Extracted records

————————

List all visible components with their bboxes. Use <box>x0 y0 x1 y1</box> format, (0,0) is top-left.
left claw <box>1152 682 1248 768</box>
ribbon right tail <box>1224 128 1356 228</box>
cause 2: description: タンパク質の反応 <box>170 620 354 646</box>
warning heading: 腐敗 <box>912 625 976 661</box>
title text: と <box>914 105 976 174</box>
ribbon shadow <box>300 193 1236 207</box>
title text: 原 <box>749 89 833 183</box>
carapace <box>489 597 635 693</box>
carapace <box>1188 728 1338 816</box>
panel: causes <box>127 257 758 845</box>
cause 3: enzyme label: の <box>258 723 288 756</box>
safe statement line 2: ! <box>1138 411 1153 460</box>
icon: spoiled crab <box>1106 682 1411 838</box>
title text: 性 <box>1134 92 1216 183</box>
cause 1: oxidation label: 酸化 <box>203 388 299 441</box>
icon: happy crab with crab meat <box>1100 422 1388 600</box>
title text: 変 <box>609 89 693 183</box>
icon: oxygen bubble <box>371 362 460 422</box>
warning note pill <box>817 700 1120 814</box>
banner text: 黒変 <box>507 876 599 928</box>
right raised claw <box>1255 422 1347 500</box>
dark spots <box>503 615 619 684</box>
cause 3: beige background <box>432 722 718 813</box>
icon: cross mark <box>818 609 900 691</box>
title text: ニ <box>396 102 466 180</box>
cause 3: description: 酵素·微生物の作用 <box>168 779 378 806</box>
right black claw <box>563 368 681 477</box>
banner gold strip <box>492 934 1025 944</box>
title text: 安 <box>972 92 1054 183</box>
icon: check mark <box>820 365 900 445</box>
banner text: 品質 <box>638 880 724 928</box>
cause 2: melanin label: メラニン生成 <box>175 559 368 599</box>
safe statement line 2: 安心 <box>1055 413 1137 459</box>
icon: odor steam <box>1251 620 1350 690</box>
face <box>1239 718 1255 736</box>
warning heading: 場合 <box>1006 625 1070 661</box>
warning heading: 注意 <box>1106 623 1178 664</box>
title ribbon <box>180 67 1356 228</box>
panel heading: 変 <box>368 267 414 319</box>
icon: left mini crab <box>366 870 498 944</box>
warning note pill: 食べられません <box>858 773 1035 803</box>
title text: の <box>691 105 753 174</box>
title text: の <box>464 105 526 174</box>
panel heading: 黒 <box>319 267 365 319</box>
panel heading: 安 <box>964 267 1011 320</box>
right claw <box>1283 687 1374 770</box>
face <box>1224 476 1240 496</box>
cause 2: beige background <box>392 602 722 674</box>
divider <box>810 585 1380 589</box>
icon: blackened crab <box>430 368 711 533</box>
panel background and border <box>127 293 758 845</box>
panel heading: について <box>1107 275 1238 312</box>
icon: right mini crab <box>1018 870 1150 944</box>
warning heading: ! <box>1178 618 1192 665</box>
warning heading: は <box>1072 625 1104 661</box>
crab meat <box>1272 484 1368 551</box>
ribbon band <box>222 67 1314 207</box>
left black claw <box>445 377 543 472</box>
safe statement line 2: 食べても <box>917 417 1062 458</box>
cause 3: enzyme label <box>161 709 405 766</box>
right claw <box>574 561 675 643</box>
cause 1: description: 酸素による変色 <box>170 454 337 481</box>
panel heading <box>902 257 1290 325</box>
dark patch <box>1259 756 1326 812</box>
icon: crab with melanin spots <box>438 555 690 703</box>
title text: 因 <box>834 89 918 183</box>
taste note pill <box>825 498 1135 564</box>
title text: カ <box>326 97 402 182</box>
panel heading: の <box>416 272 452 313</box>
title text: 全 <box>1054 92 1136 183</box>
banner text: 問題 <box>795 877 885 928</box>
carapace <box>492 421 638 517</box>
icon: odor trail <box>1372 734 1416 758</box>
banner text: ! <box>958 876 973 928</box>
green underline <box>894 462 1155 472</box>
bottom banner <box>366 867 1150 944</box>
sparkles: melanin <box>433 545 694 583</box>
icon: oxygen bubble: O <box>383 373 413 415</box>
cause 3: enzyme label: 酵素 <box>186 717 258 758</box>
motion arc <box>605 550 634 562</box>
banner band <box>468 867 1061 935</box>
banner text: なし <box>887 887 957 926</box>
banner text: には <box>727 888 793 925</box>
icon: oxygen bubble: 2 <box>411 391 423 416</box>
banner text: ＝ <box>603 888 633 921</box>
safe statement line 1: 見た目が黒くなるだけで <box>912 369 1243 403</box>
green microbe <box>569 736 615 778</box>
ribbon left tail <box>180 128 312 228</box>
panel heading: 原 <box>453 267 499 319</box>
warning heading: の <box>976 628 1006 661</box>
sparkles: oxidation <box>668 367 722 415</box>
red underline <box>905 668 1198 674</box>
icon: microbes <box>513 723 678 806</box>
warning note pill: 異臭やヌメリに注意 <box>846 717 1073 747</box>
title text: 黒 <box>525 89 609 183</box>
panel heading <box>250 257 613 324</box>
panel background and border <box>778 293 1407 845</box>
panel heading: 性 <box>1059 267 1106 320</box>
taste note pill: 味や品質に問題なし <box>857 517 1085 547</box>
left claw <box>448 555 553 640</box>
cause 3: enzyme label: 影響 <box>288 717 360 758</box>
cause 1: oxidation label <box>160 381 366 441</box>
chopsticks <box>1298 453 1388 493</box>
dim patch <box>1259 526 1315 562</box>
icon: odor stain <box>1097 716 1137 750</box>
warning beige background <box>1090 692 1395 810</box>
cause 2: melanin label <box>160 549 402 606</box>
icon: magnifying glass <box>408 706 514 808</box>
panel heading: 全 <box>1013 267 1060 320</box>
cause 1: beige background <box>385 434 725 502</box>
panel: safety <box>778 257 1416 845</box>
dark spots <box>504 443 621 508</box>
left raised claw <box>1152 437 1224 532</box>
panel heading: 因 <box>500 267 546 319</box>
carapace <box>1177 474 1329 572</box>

————————

Copy each line of the data exactly, please.

### Result for this exercise
List all visible components with their bboxes. Use <box>x0 y0 x1 y1</box> format, (0,0) is top-left.
left claw <box>1152 682 1248 768</box>
ribbon right tail <box>1224 128 1356 228</box>
cause 2: description: タンパク質の反応 <box>170 620 354 646</box>
warning heading: 腐敗 <box>912 625 976 661</box>
title text: と <box>914 105 976 174</box>
ribbon shadow <box>300 193 1236 207</box>
title text: 原 <box>749 89 833 183</box>
carapace <box>489 597 635 693</box>
carapace <box>1188 728 1338 816</box>
panel: causes <box>127 257 758 845</box>
cause 3: enzyme label: の <box>258 723 288 756</box>
safe statement line 2: ! <box>1138 411 1153 460</box>
icon: spoiled crab <box>1106 682 1411 838</box>
title text: 性 <box>1134 92 1216 183</box>
cause 1: oxidation label: 酸化 <box>203 388 299 441</box>
icon: happy crab with crab meat <box>1100 422 1388 600</box>
title text: 変 <box>609 89 693 183</box>
icon: oxygen bubble <box>371 362 460 422</box>
warning note pill <box>817 700 1120 814</box>
banner text: 黒変 <box>507 876 599 928</box>
right raised claw <box>1255 422 1347 500</box>
dark spots <box>503 615 619 684</box>
cause 3: beige background <box>432 722 718 813</box>
icon: cross mark <box>818 609 900 691</box>
title text: ニ <box>396 102 466 180</box>
cause 3: description: 酵素·微生物の作用 <box>168 779 378 806</box>
right black claw <box>563 368 681 477</box>
banner gold strip <box>492 934 1025 944</box>
title text: 安 <box>972 92 1054 183</box>
icon: check mark <box>820 365 900 445</box>
banner text: 品質 <box>638 880 724 928</box>
cause 2: melanin label: メラニン生成 <box>175 559 368 599</box>
safe statement line 2: 安心 <box>1055 413 1137 459</box>
icon: odor steam <box>1251 620 1350 690</box>
face <box>1239 718 1255 736</box>
warning heading: 場合 <box>1006 625 1070 661</box>
warning heading: 注意 <box>1106 623 1178 664</box>
title ribbon <box>180 67 1356 228</box>
panel heading: 変 <box>368 267 414 319</box>
icon: left mini crab <box>366 870 498 944</box>
warning note pill: 食べられません <box>858 773 1035 803</box>
title text: の <box>691 105 753 174</box>
title text: の <box>464 105 526 174</box>
panel heading: 黒 <box>319 267 365 319</box>
panel heading: 安 <box>964 267 1011 320</box>
right claw <box>1283 687 1374 770</box>
face <box>1224 476 1240 496</box>
cause 2: beige background <box>392 602 722 674</box>
divider <box>810 585 1380 589</box>
icon: blackened crab <box>430 368 711 533</box>
panel background and border <box>127 293 758 845</box>
panel heading: について <box>1107 275 1238 312</box>
icon: right mini crab <box>1018 870 1150 944</box>
warning heading: ! <box>1178 618 1192 665</box>
warning heading: は <box>1072 625 1104 661</box>
crab meat <box>1272 484 1368 551</box>
ribbon band <box>222 67 1314 207</box>
left black claw <box>445 377 543 472</box>
safe statement line 2: 食べても <box>917 417 1062 458</box>
cause 3: enzyme label <box>161 709 405 766</box>
right claw <box>574 561 675 643</box>
cause 1: description: 酸素による変色 <box>170 454 337 481</box>
panel heading <box>902 257 1290 325</box>
dark patch <box>1259 756 1326 812</box>
icon: crab with melanin spots <box>438 555 690 703</box>
title text: 因 <box>834 89 918 183</box>
taste note pill <box>825 498 1135 564</box>
title text: カ <box>326 97 402 182</box>
panel heading: の <box>416 272 452 313</box>
title text: 全 <box>1054 92 1136 183</box>
banner text: 問題 <box>795 877 885 928</box>
carapace <box>492 421 638 517</box>
icon: odor trail <box>1372 734 1416 758</box>
banner text: ! <box>958 876 973 928</box>
green underline <box>894 462 1155 472</box>
bottom banner <box>366 867 1150 944</box>
sparkles: melanin <box>433 545 694 583</box>
icon: oxygen bubble: O <box>383 373 413 415</box>
cause 3: enzyme label: 酵素 <box>186 717 258 758</box>
motion arc <box>605 550 634 562</box>
banner band <box>468 867 1061 935</box>
banner text: なし <box>887 887 957 926</box>
banner text: には <box>727 888 793 925</box>
icon: oxygen bubble: 2 <box>411 391 423 416</box>
banner text: ＝ <box>603 888 633 921</box>
safe statement line 1: 見た目が黒くなるだけで <box>912 369 1243 403</box>
green microbe <box>569 736 615 778</box>
ribbon left tail <box>180 128 312 228</box>
panel heading: 原 <box>453 267 499 319</box>
warning heading: の <box>976 628 1006 661</box>
sparkles: oxidation <box>668 367 722 415</box>
red underline <box>905 668 1198 674</box>
icon: microbes <box>513 723 678 806</box>
warning note pill: 異臭やヌメリに注意 <box>846 717 1073 747</box>
title text: 黒 <box>525 89 609 183</box>
panel heading <box>250 257 613 324</box>
panel background and border <box>778 293 1407 845</box>
panel heading: 性 <box>1059 267 1106 320</box>
taste note pill: 味や品質に問題なし <box>857 517 1085 547</box>
left claw <box>448 555 553 640</box>
cause 3: enzyme label: 影響 <box>288 717 360 758</box>
cause 1: oxidation label <box>160 381 366 441</box>
chopsticks <box>1298 453 1388 493</box>
dim patch <box>1259 526 1315 562</box>
icon: odor stain <box>1097 716 1137 750</box>
warning beige background <box>1090 692 1395 810</box>
cause 2: melanin label <box>160 549 402 606</box>
icon: magnifying glass <box>408 706 514 808</box>
panel heading: 全 <box>1013 267 1060 320</box>
cause 1: beige background <box>385 434 725 502</box>
panel: safety <box>778 257 1416 845</box>
dark spots <box>504 443 621 508</box>
left raised claw <box>1152 437 1224 532</box>
panel heading: 因 <box>500 267 546 319</box>
carapace <box>1177 474 1329 572</box>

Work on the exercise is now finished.